Extract all of the entries and give them again, word for word.

====== Items ======

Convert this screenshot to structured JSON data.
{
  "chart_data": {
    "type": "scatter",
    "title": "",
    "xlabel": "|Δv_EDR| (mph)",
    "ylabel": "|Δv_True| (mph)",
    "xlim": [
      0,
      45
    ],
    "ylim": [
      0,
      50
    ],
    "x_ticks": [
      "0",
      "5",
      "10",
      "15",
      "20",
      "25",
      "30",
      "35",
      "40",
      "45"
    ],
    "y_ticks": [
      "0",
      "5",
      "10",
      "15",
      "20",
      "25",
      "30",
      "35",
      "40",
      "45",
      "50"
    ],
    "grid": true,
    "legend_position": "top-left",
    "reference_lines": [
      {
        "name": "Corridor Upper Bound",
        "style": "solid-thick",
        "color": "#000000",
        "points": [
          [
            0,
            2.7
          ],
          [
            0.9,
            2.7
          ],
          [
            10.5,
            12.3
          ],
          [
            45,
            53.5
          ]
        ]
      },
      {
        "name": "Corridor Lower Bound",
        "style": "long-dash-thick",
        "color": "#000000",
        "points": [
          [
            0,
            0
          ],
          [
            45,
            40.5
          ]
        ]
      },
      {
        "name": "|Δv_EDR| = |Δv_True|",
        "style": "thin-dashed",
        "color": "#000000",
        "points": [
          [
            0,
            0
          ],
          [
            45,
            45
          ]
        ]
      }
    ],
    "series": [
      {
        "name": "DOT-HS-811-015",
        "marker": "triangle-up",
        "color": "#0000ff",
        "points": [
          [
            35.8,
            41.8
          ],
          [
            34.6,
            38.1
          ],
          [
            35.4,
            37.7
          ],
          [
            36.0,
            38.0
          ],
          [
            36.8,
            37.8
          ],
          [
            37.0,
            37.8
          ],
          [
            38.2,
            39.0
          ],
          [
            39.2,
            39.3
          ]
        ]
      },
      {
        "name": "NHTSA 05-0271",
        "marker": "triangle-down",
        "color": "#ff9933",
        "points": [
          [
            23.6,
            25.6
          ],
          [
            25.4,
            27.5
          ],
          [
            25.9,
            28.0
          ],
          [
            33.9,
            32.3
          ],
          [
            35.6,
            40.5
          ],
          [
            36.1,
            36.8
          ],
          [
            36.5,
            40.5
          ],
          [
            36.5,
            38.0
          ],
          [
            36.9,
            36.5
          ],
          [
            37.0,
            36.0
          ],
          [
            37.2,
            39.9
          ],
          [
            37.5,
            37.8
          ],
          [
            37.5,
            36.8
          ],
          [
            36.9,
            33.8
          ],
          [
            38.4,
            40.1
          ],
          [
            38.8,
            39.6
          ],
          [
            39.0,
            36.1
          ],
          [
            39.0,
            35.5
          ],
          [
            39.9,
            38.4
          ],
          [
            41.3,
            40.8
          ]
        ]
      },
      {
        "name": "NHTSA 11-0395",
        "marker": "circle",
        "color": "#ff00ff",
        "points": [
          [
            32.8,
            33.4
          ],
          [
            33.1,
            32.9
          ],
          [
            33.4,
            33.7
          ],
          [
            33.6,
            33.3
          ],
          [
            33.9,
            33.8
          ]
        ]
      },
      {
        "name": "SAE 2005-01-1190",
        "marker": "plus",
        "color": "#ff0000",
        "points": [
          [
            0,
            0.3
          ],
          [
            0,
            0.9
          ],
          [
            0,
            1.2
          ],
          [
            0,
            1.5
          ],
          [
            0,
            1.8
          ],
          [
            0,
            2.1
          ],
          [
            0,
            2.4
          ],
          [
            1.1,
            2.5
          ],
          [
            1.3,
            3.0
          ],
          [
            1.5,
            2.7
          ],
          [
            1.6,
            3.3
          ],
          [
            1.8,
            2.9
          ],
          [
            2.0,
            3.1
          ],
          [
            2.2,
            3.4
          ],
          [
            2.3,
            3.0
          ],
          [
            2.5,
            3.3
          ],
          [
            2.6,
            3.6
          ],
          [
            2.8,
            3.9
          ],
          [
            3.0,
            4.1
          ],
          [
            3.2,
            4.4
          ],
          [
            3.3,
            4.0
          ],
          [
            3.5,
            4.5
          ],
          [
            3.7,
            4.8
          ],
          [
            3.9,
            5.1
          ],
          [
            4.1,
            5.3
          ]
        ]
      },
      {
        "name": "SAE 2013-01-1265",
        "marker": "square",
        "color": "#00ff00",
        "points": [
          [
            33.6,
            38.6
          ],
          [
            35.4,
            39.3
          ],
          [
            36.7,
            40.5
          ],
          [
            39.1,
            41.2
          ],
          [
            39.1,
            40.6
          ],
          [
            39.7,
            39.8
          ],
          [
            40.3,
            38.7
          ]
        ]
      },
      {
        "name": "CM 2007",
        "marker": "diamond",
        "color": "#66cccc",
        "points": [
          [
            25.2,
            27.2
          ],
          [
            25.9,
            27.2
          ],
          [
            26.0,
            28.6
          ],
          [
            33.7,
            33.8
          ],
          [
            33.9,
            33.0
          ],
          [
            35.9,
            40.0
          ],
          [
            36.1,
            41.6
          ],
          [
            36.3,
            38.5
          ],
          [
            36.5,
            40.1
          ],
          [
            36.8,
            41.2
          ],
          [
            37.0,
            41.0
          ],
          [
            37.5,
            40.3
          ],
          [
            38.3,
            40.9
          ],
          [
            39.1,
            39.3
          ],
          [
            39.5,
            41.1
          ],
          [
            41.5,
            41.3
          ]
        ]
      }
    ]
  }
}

======

*The response*:
Convert this screenshot to structured JSON data.
{
  "chart_data": {
    "type": "scatter",
    "title": "",
    "xlabel": "|Δv_EDR| (mph)",
    "ylabel": "|Δv_True| (mph)",
    "xlim": [
      0,
      45
    ],
    "ylim": [
      0,
      50
    ],
    "x_ticks": [
      "0",
      "5",
      "10",
      "15",
      "20",
      "25",
      "30",
      "35",
      "40",
      "45"
    ],
    "y_ticks": [
      "0",
      "5",
      "10",
      "15",
      "20",
      "25",
      "30",
      "35",
      "40",
      "45",
      "50"
    ],
    "grid": true,
    "legend_position": "top-left",
    "reference_lines": [
      {
        "name": "Corridor Upper Bound",
        "style": "solid-thick",
        "color": "#000000",
        "points": [
          [
            0,
            2.7
          ],
          [
            0.9,
            2.7
          ],
          [
            10.5,
            12.3
          ],
          [
            45,
            53.5
          ]
        ]
      },
      {
        "name": "Corridor Lower Bound",
        "style": "long-dash-thick",
        "color": "#000000",
        "points": [
          [
            0,
            0
          ],
          [
            45,
            40.5
          ]
        ]
      },
      {
        "name": "|Δv_EDR| = |Δv_True|",
        "style": "thin-dashed",
        "color": "#000000",
        "points": [
          [
            0,
            0
          ],
          [
            45,
            45
          ]
        ]
      }
    ],
    "series": [
      {
        "name": "DOT-HS-811-015",
        "marker": "triangle-up",
        "color": "#0000ff",
        "points": [
          [
            35.8,
            41.8
          ],
          [
            34.6,
            38.1
          ],
          [
            35.4,
            37.7
          ],
          [
            36.0,
            38.0
          ],
          [
            36.8,
            37.8
          ],
          [
            37.0,
            37.8
          ],
          [
            38.2,
            39.0
          ],
          [
            39.2,
            39.3
          ]
        ]
      },
      {
        "name": "NHTSA 05-0271",
        "marker": "triangle-down",
        "color": "#ff9933",
        "points": [
          [
            23.6,
            25.6
          ],
          [
            25.4,
            27.5
          ],
          [
            25.9,
            28.0
          ],
          [
            33.9,
            32.3
          ],
          [
            35.6,
            40.5
          ],
          [
            36.1,
            36.8
          ],
          [
            36.5,
            40.5
          ],
          [
            36.5,
            38.0
          ],
          [
            36.9,
            36.5
          ],
          [
            37.0,
            36.0
          ],
          [
            37.2,
            39.9
          ],
          [
            37.5,
            37.8
          ],
          [
            37.5,
            36.8
          ],
          [
            36.9,
            33.8
          ],
          [
            38.4,
            40.1
          ],
          [
            38.8,
            39.6
          ],
          [
            39.0,
            36.1
          ],
          [
            39.0,
            35.5
          ],
          [
            39.9,
            38.4
          ],
          [
            41.3,
            40.8
          ]
        ]
      },
      {
        "name": "NHTSA 11-0395",
        "marker": "circle",
        "color": "#ff00ff",
        "points": [
          [
            32.8,
            33.4
          ],
          [
            33.1,
            32.9
          ],
          [
            33.4,
            33.7
          ],
          [
            33.6,
            33.3
          ],
          [
            33.9,
            33.8
          ]
        ]
      },
      {
        "name": "SAE 2005-01-1190",
        "marker": "plus",
        "color": "#ff0000",
        "points": [
          [
            0,
            0.3
          ],
          [
            0,
            0.9
          ],
          [
            0,
            1.2
          ],
          [
            0,
            1.5
          ],
          [
            0,
            1.8
          ],
          [
            0,
            2.1
          ],
          [
            0,
            2.4
          ],
          [
            1.1,
            2.5
          ],
          [
            1.3,
            3.0
          ],
          [
            1.5,
            2.7
          ],
          [
            1.6,
            3.3
          ],
          [
            1.8,
            2.9
          ],
          [
            2.0,
            3.1
          ],
          [
            2.2,
            3.4
          ],
          [
            2.3,
            3.0
          ],
          [
            2.5,
            3.3
          ],
          [
            2.6,
            3.6
          ],
          [
            2.8,
            3.9
          ],
          [
            3.0,
            4.1
          ],
          [
            3.2,
            4.4
          ],
          [
            3.3,
            4.0
          ],
          [
            3.5,
            4.5
          ],
          [
            3.7,
            4.8
          ],
          [
            3.9,
            5.1
          ],
          [
            4.1,
            5.3
          ]
        ]
      },
      {
        "name": "SAE 2013-01-1265",
        "marker": "square",
        "color": "#00ff00",
        "points": [
          [
            33.6,
            38.6
          ],
          [
            35.4,
            39.3
          ],
          [
            36.7,
            40.5
          ],
          [
            39.1,
            41.2
          ],
          [
            39.1,
            40.6
          ],
          [
            39.7,
            39.8
          ],
          [
            40.3,
            38.7
          ]
        ]
      },
      {
        "name": "CM 2007",
        "marker": "diamond",
        "color": "#66cccc",
        "points": [
          [
            25.2,
            27.2
          ],
          [
            25.9,
            27.2
          ],
          [
            26.0,
            28.6
          ],
          [
            33.7,
            33.8
          ],
          [
            33.9,
            33.0
          ],
          [
            35.9,
            40.0
          ],
          [
            36.1,
            41.6
          ],
          [
            36.3,
            38.5
          ],
          [
            36.5,
            40.1
          ],
          [
            36.8,
            41.2
          ],
          [
            37.0,
            41.0
          ],
          [
            37.5,
            40.3
          ],
          [
            38.3,
            40.9
          ],
          [
            39.1,
            39.3
          ],
          [
            39.5,
            41.1
          ],
          [
            41.5,
            41.3
          ]
        ]
      }
    ]
  }
}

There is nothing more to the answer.